### Your task
Check every line below for the word "true" and copy each one that has it.

### Input
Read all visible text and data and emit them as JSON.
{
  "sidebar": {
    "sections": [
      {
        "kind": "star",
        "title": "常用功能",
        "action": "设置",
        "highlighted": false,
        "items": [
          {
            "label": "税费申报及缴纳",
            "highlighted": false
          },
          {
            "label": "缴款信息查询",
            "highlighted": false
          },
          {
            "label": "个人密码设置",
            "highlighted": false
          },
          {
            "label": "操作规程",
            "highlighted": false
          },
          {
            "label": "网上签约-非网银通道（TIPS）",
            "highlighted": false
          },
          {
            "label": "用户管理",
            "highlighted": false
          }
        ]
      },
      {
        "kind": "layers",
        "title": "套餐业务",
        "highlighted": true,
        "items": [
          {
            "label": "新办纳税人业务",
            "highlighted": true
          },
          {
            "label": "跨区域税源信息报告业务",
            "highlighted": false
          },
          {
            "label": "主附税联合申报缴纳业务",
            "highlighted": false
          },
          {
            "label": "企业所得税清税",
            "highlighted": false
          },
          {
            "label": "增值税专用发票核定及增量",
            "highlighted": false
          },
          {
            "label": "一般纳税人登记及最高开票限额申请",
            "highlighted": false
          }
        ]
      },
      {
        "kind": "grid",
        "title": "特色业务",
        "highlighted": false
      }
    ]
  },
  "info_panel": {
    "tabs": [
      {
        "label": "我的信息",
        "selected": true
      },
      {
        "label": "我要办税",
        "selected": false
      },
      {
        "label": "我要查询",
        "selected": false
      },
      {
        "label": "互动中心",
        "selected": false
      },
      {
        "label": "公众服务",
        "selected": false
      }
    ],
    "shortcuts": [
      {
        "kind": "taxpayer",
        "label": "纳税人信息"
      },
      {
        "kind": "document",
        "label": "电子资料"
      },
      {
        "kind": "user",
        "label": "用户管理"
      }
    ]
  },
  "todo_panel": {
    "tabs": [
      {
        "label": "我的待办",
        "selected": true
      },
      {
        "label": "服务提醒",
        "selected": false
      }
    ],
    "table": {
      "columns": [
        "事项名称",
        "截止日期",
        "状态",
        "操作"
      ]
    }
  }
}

### Answer to the exercise
        "highlighted": true,
            "highlighted": true
        "selected": true
        "selected": true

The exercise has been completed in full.